▸ **THE REQUEST**
Extract the lines that carry the string "lives" from the listing.

▸ **WORKING DATA**
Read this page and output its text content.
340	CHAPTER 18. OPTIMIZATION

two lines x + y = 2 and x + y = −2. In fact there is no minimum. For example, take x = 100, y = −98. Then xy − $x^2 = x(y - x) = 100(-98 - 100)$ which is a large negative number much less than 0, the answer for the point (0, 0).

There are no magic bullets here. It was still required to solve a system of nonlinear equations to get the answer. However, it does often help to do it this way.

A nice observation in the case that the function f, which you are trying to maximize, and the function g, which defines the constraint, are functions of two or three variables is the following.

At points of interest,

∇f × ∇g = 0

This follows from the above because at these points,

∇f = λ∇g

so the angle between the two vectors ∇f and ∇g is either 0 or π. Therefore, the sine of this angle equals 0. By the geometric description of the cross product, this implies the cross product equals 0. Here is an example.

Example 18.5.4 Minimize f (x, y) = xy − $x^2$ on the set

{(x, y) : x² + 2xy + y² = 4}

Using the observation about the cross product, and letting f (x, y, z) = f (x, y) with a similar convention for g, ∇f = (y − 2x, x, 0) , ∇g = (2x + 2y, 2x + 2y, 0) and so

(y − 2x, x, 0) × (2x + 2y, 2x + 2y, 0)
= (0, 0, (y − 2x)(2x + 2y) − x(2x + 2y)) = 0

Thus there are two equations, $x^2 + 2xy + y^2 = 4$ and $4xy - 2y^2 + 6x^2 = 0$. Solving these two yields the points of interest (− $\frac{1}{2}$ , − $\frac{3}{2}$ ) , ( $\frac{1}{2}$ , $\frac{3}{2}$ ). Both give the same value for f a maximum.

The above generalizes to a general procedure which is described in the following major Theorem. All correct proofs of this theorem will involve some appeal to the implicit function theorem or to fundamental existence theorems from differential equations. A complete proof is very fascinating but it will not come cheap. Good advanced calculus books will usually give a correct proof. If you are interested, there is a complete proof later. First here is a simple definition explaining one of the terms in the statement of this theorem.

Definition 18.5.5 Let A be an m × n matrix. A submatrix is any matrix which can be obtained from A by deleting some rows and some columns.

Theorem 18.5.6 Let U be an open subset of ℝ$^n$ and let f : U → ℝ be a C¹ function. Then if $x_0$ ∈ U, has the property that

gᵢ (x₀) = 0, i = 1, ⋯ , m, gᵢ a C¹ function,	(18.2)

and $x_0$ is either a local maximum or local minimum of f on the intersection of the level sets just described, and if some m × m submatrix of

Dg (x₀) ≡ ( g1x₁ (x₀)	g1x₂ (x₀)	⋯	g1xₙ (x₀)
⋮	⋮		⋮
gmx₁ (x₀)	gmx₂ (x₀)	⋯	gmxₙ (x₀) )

...

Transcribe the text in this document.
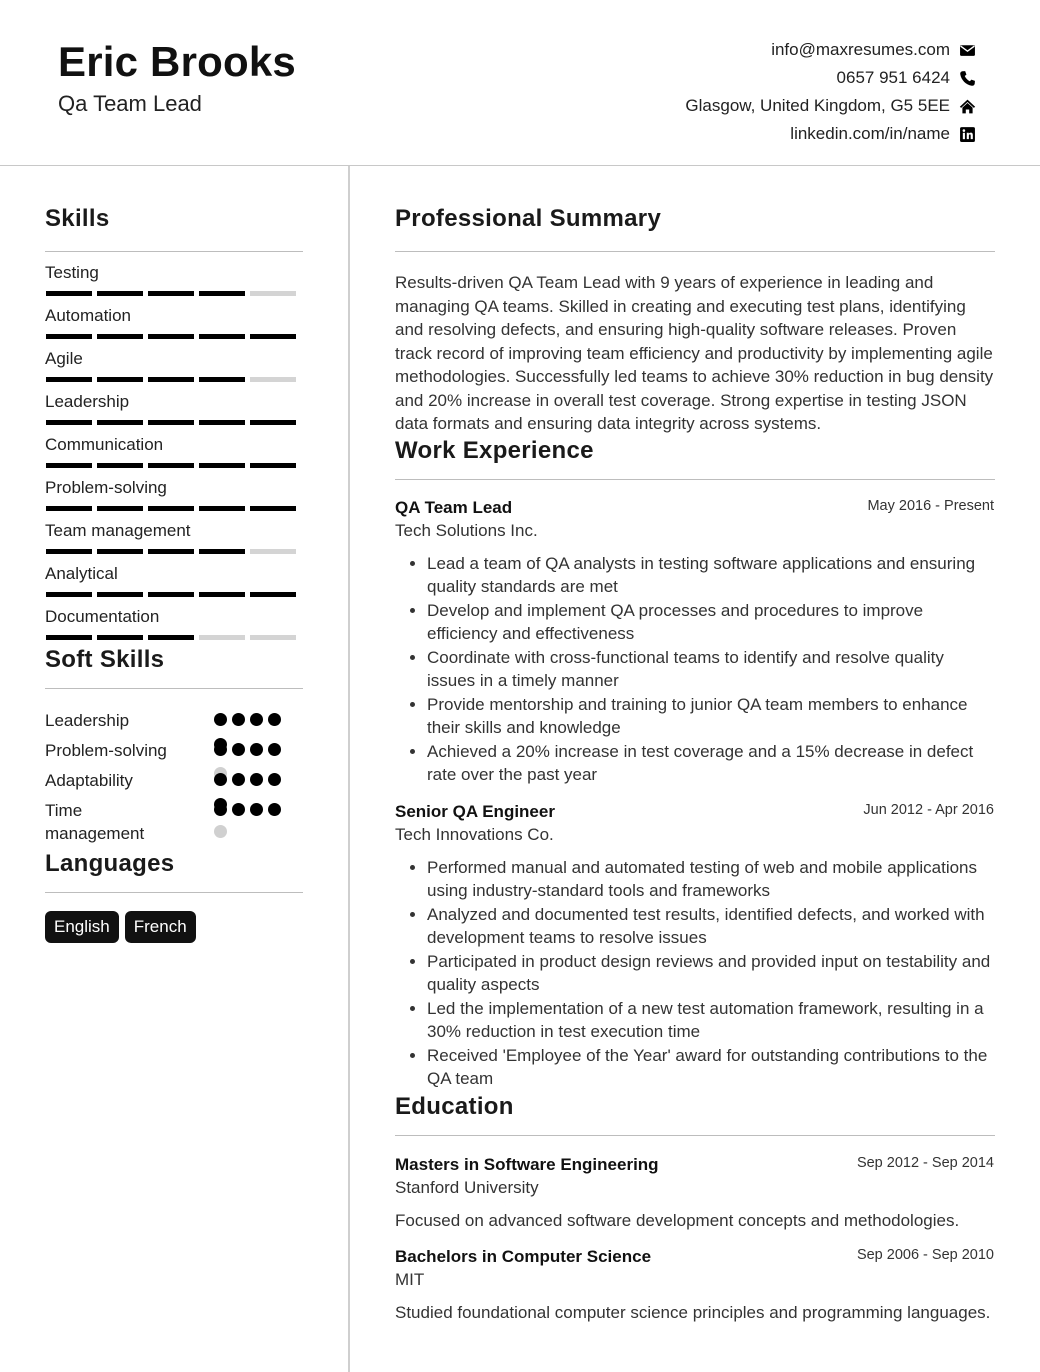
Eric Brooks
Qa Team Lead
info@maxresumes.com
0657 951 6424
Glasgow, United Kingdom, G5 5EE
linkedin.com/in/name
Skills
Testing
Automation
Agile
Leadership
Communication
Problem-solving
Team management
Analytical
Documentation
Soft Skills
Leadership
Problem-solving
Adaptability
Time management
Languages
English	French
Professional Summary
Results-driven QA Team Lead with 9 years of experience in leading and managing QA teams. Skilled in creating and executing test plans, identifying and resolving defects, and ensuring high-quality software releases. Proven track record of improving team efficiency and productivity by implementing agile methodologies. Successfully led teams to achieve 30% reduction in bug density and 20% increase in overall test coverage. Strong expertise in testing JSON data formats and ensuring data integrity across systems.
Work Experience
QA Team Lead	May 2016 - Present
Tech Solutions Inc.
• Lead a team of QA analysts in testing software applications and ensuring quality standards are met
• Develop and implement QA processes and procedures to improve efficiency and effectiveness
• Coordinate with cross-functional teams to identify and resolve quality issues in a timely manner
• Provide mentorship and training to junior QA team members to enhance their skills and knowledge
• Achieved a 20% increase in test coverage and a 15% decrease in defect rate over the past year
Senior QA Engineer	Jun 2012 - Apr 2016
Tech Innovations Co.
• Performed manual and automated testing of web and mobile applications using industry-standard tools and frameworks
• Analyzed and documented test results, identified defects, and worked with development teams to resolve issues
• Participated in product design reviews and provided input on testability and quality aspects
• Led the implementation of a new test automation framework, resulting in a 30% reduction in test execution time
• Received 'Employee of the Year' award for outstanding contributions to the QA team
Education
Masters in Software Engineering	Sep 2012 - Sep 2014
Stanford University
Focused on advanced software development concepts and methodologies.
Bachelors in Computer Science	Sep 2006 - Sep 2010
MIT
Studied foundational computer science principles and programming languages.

---

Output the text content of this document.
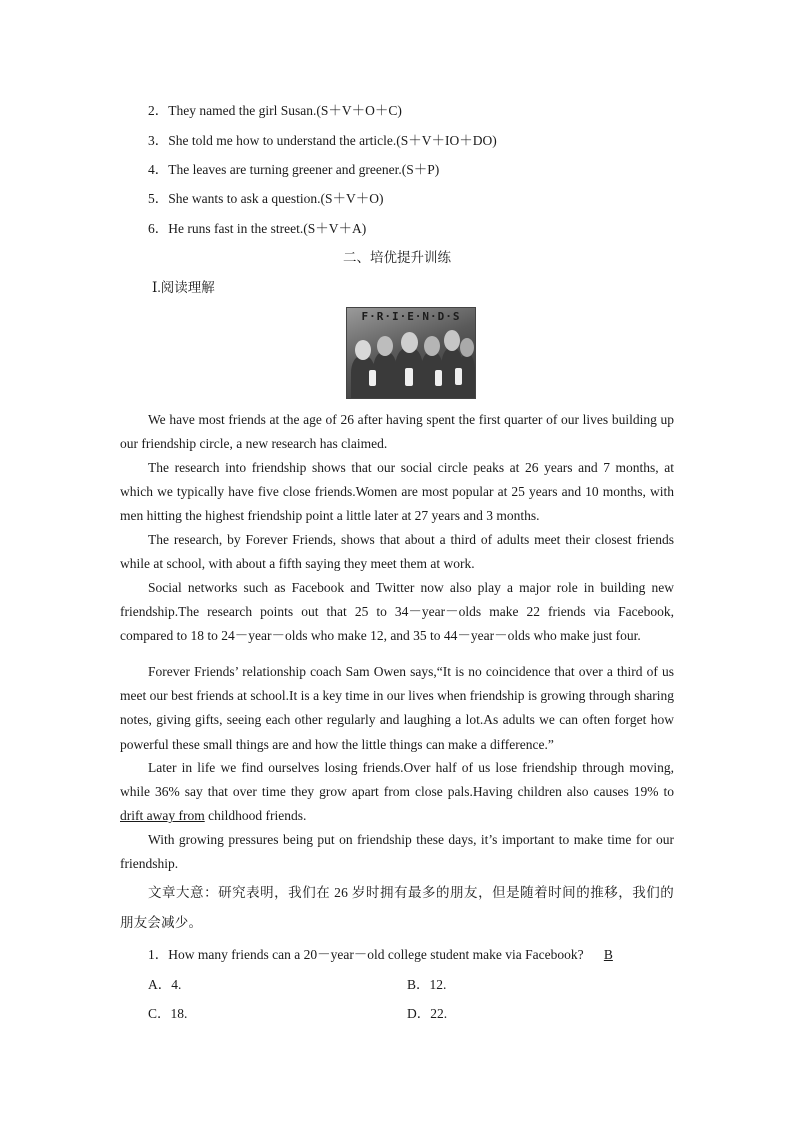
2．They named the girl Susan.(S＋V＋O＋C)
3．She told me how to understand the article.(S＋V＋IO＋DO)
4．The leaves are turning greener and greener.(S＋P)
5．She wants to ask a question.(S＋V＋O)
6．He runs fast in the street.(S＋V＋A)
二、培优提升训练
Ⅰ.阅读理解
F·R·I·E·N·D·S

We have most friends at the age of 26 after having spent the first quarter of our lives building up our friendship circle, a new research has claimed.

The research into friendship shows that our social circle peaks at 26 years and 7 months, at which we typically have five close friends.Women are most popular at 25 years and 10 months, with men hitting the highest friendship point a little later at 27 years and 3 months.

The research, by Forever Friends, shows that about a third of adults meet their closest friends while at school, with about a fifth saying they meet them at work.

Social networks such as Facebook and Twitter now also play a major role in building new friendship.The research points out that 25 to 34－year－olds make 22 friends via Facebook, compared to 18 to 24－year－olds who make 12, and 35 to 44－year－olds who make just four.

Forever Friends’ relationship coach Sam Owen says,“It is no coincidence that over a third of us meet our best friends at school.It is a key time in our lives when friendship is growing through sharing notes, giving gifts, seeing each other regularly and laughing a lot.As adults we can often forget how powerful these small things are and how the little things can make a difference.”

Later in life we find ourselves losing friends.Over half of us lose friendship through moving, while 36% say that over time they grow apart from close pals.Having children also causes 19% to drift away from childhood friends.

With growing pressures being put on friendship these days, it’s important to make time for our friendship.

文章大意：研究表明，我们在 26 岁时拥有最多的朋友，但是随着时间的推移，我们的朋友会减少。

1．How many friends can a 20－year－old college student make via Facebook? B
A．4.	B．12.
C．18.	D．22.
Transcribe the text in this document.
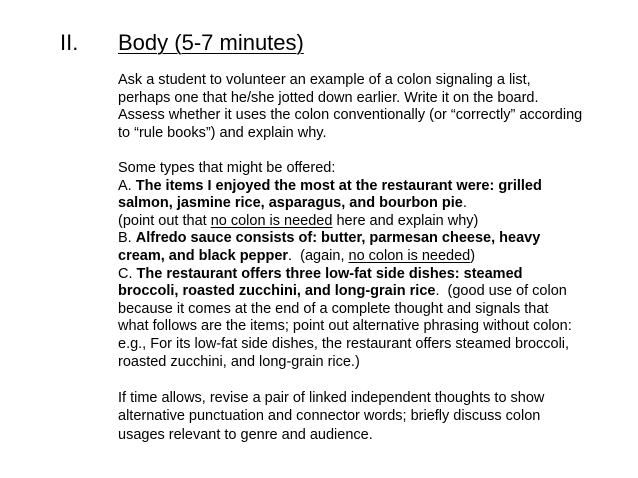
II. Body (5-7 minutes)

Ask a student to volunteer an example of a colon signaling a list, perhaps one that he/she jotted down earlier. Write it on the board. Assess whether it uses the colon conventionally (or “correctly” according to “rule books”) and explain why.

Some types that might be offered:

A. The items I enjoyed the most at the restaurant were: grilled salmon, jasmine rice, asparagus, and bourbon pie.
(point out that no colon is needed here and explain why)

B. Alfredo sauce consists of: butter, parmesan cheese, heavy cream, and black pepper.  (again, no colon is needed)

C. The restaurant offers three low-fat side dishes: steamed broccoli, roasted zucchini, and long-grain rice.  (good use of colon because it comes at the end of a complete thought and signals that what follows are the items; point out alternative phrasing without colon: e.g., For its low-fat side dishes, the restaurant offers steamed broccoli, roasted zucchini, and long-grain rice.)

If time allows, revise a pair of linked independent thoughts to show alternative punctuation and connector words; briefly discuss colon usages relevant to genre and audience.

▸ **OUTPUT**
We have most friends at the age of 26 after having spent the first quarter of our lives building up our friendship circle, a new research has claimed.
Forever Friends’ relationship coach Sam Owen says,“It is no coincidence that over a third of us meet our best friends at school.It is a key time in our lives when friendship is growing through sharing notes, giving gifts, seeing each other regularly and laughing a lot.As adults we can often forget how powerful these small things are and how the little things can make a difference.”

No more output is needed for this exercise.